**Your instructions**
In the entries below, count every line with the string "Shoulder". State the count and nothing else.
-- START Information supplied --
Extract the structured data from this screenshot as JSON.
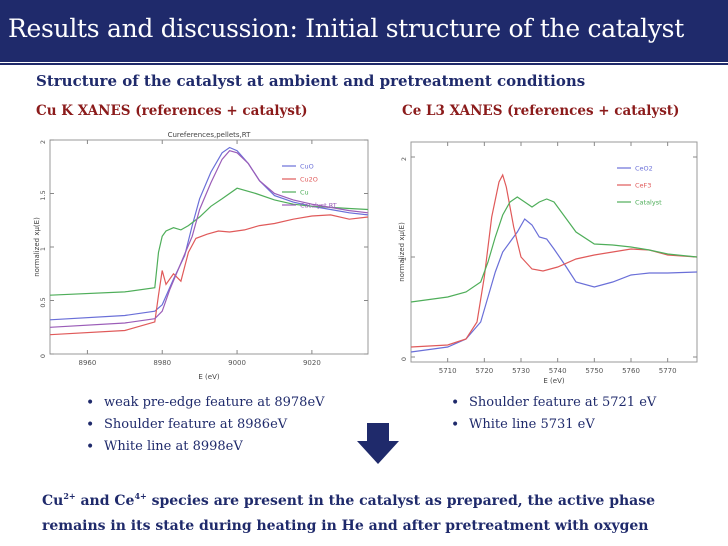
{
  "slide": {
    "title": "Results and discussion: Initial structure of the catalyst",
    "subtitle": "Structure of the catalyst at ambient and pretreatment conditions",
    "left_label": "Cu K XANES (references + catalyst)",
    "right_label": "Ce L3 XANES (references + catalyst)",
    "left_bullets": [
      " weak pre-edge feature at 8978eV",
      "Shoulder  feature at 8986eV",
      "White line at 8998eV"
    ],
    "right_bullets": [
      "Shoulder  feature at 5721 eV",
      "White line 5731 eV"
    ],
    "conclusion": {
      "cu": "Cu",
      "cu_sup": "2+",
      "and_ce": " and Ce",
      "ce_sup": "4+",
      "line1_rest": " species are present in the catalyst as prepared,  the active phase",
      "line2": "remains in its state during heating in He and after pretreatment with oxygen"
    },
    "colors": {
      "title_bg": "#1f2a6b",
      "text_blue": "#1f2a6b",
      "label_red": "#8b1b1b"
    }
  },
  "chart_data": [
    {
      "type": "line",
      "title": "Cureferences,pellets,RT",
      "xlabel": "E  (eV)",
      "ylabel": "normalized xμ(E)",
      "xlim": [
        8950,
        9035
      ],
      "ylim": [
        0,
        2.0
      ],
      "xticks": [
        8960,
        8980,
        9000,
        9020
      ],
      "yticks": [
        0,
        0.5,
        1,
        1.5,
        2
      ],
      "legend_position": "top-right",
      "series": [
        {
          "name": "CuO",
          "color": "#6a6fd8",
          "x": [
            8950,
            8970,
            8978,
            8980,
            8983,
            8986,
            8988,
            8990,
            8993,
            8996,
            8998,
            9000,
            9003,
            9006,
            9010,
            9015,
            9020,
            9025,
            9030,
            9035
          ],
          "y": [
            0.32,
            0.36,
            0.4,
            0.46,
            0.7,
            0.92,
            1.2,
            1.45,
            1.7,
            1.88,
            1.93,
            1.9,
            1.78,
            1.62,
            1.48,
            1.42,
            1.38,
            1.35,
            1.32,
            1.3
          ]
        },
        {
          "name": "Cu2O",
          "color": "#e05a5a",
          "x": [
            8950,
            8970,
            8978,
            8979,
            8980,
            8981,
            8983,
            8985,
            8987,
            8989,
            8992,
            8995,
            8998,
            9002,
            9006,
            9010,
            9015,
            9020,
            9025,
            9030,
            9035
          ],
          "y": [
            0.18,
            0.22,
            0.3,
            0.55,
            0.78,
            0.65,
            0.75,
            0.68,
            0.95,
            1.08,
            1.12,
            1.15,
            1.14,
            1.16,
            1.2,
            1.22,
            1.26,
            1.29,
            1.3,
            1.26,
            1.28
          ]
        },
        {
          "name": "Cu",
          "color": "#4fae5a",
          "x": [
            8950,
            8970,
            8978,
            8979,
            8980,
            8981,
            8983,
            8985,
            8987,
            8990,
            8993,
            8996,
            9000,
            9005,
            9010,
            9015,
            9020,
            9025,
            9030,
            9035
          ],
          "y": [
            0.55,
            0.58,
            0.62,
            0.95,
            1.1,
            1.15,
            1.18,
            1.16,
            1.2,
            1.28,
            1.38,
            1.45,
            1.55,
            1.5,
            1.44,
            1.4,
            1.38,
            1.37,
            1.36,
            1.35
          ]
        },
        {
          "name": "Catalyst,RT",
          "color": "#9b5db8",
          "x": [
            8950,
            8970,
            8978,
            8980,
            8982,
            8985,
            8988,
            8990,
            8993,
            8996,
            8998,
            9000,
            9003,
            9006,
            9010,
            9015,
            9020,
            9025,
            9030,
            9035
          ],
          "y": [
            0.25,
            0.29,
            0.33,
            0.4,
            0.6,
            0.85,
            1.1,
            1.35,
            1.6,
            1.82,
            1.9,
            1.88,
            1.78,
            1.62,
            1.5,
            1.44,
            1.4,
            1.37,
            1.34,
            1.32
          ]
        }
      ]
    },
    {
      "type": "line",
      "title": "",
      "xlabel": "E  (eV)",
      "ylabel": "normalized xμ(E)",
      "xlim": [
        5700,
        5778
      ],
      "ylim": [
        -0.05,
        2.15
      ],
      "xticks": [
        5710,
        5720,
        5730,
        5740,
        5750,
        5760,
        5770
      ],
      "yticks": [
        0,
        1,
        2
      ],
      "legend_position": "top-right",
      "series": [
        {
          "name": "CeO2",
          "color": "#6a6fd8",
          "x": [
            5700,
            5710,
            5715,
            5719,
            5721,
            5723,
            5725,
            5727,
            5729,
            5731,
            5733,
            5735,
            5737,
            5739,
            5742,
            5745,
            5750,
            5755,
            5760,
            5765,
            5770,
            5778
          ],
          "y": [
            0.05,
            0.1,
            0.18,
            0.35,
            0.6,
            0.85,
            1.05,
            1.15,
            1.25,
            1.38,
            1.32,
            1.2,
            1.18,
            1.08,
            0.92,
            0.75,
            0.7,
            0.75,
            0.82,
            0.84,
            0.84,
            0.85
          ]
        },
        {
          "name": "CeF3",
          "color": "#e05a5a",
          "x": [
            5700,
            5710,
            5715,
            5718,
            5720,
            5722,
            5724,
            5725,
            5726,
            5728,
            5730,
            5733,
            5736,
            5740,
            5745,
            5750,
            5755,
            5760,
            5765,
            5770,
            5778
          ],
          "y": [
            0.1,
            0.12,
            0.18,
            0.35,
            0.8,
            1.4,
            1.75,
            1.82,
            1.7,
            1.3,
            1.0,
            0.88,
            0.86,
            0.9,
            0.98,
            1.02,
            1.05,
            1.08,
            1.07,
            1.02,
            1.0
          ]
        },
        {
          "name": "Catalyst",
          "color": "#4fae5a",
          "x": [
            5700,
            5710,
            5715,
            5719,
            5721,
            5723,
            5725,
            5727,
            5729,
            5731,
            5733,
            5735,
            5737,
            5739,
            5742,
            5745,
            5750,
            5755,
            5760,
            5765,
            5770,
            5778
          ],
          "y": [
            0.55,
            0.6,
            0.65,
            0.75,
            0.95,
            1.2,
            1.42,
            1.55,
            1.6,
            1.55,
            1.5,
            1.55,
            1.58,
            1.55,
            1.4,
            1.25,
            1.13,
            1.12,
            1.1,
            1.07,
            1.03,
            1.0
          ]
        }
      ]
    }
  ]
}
-- END Information supplied --
**Solution for this exercise**
2